GIVEN EXERCISE: Transcribe all records exactly.

SUPPLIED DATA:
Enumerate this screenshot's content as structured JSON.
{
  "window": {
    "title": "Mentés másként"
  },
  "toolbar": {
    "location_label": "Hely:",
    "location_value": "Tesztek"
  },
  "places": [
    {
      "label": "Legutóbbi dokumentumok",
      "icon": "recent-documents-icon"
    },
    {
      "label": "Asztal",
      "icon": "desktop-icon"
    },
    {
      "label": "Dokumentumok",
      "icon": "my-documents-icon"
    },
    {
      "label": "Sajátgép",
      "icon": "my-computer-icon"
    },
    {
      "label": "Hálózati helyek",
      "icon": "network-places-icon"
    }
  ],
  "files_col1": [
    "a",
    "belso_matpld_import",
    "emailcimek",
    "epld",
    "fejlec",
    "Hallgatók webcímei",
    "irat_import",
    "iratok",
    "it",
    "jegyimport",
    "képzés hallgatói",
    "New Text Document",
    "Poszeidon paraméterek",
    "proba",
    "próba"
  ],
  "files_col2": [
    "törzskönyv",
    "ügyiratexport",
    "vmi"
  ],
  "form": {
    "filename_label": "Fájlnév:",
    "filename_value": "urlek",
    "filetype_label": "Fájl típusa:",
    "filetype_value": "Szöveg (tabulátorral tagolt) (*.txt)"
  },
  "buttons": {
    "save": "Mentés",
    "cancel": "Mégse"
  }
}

WRITTEN REPLY:
Enumerate this screenshot's content as structured JSON.
{
  "window": {
    "title": "Mentés másként"
  },
  "toolbar": {
    "location_label": "Hely:",
    "location_value": "Tesztek"
  },
  "places": [
    {
      "label": "Legutóbbi dokumentumok",
      "icon": "recent-documents-icon"
    },
    {
      "label": "Asztal",
      "icon": "desktop-icon"
    },
    {
      "label": "Dokumentumok",
      "icon": "my-documents-icon"
    },
    {
      "label": "Sajátgép",
      "icon": "my-computer-icon"
    },
    {
      "label": "Hálózati helyek",
      "icon": "network-places-icon"
    }
  ],
  "files_col1": [
    "a",
    "belso_matpld_import",
    "emailcimek",
    "epld",
    "fejlec",
    "Hallgatók webcímei",
    "irat_import",
    "iratok",
    "it",
    "jegyimport",
    "képzés hallgatói",
    "New Text Document",
    "Poszeidon paraméterek",
    "proba",
    "próba"
  ],
  "files_col2": [
    "törzskönyv",
    "ügyiratexport",
    "vmi"
  ],
  "form": {
    "filename_label": "Fájlnév:",
    "filename_value": "urlek",
    "filetype_label": "Fájl típusa:",
    "filetype_value": "Szöveg (tabulátorral tagolt) (*.txt)"
  },
  "buttons": {
    "save": "Mentés",
    "cancel": "Mégse"
  }
}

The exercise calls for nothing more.